• [Aim] For the material that follows, list every line containing the word "subtitle".
*-*-*
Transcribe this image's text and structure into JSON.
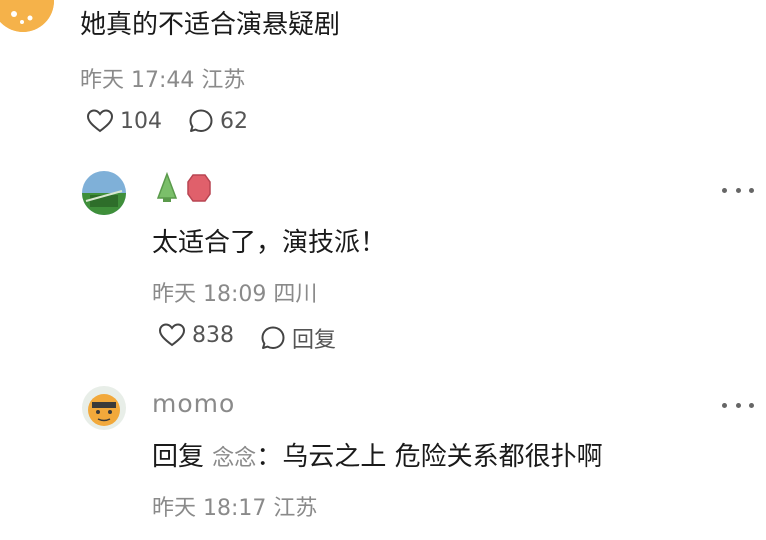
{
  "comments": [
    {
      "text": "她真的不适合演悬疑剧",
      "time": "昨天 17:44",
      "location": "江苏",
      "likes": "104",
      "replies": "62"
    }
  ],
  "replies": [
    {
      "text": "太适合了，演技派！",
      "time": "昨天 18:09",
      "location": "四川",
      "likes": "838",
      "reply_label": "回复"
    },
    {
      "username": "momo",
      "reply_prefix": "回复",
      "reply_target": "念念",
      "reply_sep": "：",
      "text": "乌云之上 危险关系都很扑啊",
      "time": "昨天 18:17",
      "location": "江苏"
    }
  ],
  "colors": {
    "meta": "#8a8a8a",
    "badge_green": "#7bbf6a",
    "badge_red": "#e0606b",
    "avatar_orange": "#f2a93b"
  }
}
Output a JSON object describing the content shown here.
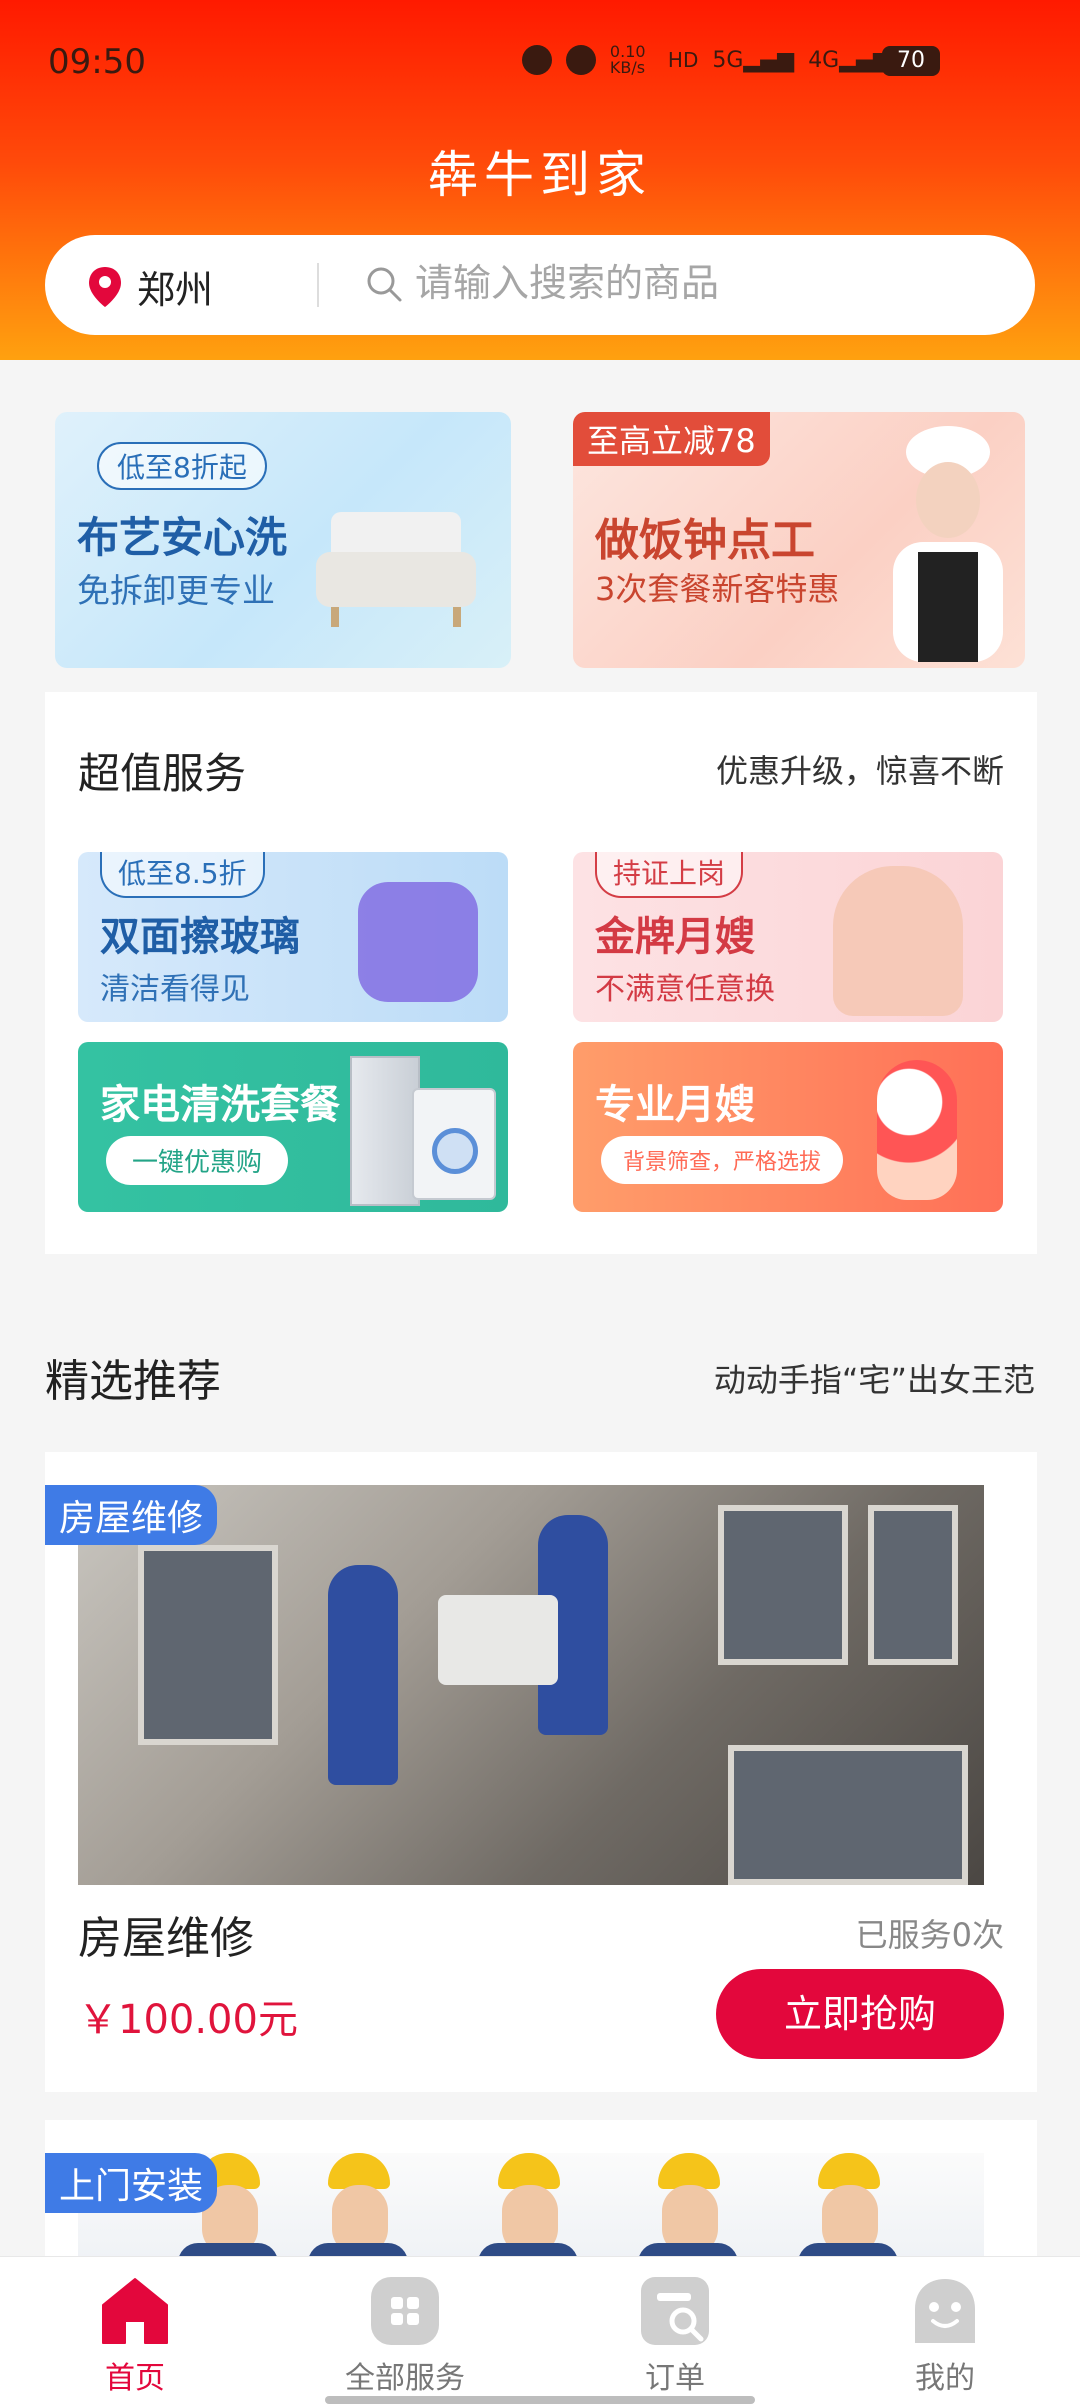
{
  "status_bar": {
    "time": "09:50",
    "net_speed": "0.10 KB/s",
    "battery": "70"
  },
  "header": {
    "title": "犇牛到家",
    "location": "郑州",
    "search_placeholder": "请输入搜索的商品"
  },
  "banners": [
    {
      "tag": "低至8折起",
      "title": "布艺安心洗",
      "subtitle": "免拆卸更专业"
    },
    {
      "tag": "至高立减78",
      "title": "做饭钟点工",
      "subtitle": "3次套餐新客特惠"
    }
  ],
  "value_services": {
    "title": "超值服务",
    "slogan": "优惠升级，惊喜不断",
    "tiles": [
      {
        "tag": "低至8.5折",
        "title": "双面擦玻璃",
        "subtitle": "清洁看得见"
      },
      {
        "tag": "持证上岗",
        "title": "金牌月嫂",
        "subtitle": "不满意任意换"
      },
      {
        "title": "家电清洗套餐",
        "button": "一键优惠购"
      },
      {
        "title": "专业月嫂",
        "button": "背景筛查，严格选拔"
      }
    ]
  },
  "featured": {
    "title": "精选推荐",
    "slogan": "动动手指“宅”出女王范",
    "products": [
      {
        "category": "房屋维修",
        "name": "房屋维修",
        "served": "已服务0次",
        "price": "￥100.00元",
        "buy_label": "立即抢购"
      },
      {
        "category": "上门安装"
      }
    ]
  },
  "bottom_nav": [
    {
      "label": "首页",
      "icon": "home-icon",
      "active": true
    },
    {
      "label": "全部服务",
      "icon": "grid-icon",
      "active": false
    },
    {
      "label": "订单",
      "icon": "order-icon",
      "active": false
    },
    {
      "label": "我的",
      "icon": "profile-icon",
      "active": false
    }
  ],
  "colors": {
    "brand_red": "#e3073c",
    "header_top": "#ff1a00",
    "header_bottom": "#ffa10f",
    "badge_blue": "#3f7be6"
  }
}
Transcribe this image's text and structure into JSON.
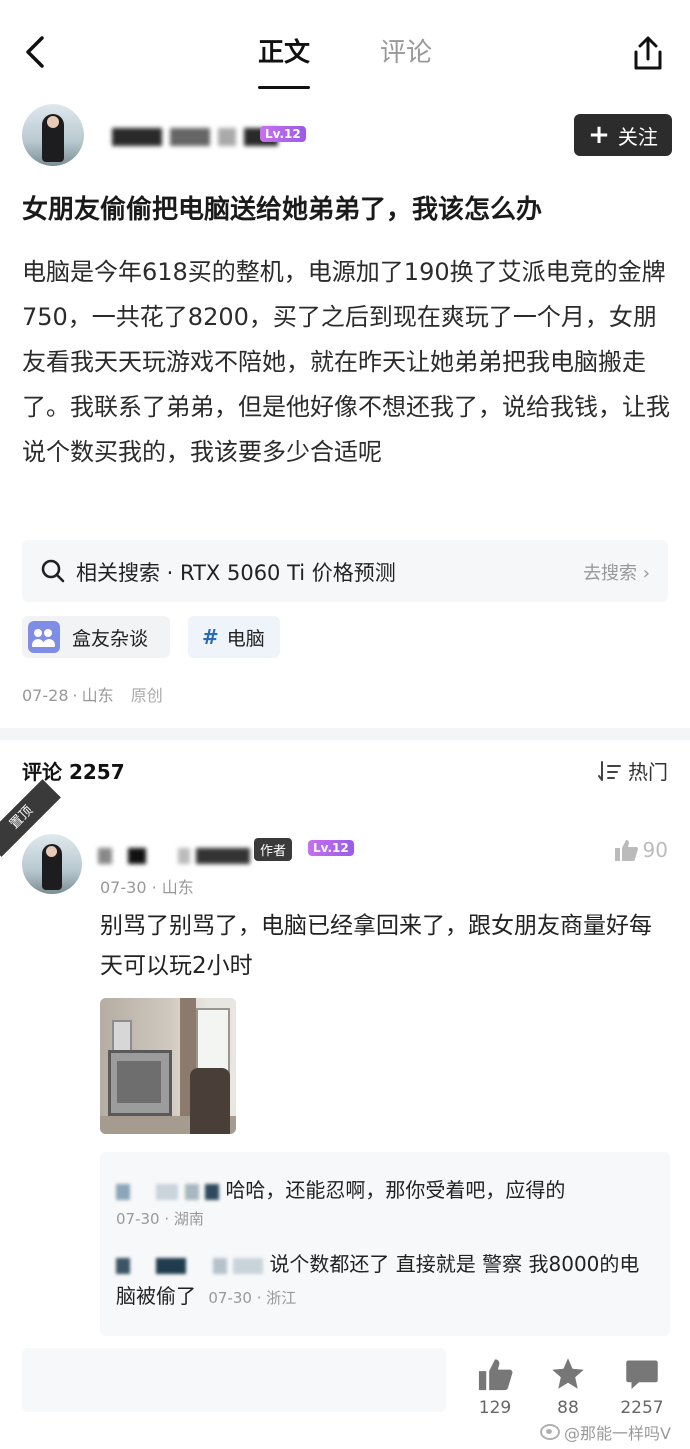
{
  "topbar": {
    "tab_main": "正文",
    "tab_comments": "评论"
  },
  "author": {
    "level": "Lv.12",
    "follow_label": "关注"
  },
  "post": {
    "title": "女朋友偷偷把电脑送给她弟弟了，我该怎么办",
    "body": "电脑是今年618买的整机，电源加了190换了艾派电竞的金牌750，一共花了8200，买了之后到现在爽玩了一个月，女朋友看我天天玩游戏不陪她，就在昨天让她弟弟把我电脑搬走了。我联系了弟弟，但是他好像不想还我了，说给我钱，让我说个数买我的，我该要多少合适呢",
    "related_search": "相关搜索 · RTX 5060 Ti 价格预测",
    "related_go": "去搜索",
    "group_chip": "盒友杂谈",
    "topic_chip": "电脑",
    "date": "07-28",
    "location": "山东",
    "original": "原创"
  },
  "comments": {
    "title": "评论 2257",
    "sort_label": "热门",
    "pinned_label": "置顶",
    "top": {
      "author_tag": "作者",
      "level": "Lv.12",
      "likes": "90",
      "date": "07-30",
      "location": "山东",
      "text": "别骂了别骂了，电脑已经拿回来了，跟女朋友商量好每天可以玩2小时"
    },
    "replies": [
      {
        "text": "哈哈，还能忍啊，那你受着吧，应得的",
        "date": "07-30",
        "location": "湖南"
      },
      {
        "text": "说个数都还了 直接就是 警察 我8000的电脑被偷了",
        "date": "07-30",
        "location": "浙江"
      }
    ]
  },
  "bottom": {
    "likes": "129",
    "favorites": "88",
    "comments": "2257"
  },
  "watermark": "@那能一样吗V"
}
*-*-*
• [Complete output]
      "subtitle": "免拆卸更专业"
      "subtitle": "3次套餐新客特惠"
        "subtitle": "清洁看得见"
        "subtitle": "不满意任意换"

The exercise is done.